■ **AIM**: Find the lines that include the string "中债国债到期收益率" and report how many there are. Give no other text.

(Dataset rows about figures)
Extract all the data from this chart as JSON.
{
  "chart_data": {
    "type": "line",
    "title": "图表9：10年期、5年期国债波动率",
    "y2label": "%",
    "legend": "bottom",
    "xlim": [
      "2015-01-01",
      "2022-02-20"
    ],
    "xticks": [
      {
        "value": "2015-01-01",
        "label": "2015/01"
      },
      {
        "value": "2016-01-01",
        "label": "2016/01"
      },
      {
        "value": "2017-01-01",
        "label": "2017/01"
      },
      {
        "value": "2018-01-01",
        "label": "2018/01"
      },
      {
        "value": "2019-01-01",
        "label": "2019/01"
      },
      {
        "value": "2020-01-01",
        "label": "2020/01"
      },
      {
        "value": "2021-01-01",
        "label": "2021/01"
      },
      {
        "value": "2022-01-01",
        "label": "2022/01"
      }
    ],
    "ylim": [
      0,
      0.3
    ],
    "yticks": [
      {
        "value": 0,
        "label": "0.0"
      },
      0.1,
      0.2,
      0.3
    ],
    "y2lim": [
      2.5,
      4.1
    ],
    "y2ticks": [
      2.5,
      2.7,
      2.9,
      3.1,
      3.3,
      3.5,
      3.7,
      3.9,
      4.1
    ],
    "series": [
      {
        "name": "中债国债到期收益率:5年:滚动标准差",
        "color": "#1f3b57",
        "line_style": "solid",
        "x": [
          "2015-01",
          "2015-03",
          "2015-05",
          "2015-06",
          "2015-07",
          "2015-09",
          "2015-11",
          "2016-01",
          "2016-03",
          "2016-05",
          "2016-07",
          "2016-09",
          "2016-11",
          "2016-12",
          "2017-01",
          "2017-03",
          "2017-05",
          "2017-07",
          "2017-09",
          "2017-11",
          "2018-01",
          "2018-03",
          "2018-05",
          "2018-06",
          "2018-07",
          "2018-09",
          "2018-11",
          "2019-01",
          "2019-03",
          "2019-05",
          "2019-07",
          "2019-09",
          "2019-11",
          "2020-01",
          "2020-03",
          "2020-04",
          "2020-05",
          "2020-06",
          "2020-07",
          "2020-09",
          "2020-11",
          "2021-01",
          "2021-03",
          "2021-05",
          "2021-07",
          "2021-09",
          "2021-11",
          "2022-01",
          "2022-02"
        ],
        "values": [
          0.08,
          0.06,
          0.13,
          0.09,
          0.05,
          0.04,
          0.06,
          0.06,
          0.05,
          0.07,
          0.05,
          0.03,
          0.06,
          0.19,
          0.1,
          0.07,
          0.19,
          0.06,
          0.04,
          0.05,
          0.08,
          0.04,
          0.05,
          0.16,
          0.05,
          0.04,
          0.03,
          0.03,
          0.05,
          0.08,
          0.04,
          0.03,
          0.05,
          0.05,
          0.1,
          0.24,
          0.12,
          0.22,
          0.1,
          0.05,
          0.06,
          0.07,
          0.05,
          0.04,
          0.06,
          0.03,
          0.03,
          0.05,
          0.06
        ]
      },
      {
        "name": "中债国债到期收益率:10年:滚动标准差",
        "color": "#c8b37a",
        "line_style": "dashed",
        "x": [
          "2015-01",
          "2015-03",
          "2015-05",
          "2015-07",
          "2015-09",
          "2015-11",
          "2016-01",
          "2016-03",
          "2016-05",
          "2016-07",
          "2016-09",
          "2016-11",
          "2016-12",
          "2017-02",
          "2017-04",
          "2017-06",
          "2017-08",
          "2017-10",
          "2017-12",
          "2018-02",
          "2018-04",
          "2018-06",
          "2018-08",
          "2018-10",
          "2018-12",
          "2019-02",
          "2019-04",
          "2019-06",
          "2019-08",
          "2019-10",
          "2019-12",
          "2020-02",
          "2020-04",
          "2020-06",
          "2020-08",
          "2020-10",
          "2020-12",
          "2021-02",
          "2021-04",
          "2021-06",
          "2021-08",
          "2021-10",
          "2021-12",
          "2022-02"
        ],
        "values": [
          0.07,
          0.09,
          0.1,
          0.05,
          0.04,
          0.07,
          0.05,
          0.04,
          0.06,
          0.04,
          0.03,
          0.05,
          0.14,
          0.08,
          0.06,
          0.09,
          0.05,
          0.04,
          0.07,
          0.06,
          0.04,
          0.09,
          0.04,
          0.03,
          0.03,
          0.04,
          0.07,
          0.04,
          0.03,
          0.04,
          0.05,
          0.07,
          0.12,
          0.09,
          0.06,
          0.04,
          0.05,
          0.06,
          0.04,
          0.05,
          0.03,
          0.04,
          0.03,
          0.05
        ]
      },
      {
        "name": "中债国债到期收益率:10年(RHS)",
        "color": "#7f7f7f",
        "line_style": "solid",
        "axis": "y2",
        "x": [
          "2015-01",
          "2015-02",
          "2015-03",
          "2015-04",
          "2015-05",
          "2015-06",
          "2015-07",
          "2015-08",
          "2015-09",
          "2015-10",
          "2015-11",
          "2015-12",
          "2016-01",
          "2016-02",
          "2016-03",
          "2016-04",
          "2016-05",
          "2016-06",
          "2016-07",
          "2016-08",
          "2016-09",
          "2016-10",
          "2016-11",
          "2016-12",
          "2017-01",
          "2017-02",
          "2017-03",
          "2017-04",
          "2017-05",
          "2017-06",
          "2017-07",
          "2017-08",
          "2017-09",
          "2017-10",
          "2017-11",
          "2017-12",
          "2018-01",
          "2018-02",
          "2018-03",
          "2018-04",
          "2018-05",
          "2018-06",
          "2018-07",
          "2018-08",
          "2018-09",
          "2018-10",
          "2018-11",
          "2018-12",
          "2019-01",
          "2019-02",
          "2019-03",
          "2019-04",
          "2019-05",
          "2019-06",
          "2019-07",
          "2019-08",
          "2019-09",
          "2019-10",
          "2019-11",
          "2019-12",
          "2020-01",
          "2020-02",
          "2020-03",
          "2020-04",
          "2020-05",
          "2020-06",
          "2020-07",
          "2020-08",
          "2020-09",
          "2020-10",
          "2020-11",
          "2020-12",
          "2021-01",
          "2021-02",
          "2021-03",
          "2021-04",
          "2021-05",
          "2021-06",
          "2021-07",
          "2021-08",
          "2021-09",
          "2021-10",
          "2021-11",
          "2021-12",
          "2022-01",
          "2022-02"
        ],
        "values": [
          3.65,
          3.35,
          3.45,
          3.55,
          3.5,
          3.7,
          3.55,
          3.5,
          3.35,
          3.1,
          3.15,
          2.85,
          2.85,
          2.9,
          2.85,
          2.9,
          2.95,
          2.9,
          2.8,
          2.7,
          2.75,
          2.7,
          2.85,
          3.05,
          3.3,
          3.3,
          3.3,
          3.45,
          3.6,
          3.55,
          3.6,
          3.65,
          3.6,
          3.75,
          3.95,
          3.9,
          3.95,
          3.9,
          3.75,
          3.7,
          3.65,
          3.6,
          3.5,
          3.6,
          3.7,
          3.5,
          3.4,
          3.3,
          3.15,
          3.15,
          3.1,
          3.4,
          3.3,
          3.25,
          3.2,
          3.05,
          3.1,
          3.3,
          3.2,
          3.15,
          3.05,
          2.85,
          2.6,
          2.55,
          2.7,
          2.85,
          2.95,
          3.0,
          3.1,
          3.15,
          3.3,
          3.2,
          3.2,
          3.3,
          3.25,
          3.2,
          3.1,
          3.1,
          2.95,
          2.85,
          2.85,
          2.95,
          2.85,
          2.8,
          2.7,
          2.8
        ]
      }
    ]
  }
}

■ **WRITTEN ANSWER**: 3